## Required task
Copy out lines with the word "Event" from the material that follows.

____

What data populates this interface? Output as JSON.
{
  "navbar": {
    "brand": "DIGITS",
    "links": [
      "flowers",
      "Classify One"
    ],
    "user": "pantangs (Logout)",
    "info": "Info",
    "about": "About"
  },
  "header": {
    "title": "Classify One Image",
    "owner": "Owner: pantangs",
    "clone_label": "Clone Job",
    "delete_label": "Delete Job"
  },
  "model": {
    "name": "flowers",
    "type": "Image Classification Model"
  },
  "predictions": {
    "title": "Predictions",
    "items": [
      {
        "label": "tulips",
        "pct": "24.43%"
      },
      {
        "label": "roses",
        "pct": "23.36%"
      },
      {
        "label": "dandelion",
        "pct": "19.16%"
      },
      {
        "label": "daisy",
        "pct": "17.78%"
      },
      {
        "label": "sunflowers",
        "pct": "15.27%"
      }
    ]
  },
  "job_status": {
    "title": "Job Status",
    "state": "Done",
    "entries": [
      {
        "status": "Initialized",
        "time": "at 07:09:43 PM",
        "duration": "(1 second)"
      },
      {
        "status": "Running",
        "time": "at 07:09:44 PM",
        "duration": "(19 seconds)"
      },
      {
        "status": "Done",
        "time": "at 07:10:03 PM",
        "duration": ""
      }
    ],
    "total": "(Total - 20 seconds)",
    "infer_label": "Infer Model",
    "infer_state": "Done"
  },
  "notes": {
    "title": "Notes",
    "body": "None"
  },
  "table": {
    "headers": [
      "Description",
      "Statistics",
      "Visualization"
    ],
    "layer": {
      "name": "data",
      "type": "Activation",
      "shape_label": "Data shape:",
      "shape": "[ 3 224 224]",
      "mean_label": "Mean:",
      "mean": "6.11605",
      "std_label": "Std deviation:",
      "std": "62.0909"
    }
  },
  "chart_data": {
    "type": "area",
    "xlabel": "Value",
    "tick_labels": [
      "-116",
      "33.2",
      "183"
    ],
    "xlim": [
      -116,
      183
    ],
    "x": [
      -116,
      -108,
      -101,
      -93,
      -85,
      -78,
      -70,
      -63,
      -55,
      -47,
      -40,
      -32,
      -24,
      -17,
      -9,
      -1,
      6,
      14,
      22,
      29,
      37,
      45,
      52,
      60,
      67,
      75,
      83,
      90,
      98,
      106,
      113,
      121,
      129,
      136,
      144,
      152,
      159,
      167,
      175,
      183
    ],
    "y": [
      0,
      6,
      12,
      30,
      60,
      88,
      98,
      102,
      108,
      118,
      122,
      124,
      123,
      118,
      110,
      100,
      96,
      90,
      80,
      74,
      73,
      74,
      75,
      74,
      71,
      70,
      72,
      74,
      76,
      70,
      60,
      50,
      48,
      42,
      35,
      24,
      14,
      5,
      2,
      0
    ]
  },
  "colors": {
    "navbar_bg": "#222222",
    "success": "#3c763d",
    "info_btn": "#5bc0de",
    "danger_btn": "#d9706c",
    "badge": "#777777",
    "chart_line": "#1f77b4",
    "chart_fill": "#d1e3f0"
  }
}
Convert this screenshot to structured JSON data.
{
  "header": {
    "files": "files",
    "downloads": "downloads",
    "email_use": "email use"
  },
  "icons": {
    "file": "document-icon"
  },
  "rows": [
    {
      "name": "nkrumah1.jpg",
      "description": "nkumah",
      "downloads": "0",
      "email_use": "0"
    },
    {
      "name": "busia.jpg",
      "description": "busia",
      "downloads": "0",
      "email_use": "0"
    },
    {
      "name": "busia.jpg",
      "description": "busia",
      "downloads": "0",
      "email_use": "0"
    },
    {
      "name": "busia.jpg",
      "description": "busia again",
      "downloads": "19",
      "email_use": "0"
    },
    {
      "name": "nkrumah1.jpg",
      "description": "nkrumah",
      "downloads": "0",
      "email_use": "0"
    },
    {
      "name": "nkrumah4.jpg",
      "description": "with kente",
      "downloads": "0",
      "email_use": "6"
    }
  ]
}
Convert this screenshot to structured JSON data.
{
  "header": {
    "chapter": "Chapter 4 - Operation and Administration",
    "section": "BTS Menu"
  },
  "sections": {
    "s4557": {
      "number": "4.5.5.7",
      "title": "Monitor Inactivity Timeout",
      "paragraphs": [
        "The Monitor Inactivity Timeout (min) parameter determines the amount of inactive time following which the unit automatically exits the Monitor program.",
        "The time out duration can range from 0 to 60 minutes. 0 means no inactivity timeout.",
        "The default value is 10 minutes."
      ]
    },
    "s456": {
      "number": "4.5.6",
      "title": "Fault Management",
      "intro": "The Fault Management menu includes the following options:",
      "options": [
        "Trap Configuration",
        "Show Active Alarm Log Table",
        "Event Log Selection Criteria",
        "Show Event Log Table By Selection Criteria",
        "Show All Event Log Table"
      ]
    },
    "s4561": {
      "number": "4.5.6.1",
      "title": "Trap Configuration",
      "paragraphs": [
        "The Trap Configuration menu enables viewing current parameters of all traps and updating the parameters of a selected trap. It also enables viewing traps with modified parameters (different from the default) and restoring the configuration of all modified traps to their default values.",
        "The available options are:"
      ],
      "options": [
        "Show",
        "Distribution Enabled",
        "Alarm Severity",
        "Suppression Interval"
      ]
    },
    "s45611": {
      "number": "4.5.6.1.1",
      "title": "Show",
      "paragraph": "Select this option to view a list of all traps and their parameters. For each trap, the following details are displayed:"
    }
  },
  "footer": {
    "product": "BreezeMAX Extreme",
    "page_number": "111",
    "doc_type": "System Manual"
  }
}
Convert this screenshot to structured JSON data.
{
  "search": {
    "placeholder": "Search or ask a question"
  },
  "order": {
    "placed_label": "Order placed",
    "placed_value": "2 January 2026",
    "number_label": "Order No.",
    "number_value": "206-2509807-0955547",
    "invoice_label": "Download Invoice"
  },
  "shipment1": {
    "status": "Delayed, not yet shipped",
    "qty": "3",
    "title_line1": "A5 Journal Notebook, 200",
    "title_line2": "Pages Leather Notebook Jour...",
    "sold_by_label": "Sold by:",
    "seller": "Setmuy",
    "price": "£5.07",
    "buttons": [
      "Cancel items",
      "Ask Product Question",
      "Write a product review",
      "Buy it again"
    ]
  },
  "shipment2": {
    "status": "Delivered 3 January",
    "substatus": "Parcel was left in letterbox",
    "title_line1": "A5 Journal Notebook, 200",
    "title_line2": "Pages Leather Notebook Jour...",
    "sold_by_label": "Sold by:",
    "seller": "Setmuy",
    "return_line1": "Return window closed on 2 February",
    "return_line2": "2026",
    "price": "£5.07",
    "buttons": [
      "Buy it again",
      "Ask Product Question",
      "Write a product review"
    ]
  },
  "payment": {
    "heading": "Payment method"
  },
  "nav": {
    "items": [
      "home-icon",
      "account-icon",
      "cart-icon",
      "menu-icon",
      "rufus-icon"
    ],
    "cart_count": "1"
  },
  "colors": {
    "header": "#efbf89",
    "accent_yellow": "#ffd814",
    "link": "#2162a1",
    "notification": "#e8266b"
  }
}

____

## Full response
        "Event Log Selection Criteria",
        "Show Event Log Table By Selection Criteria",
        "Show All Event Log Table"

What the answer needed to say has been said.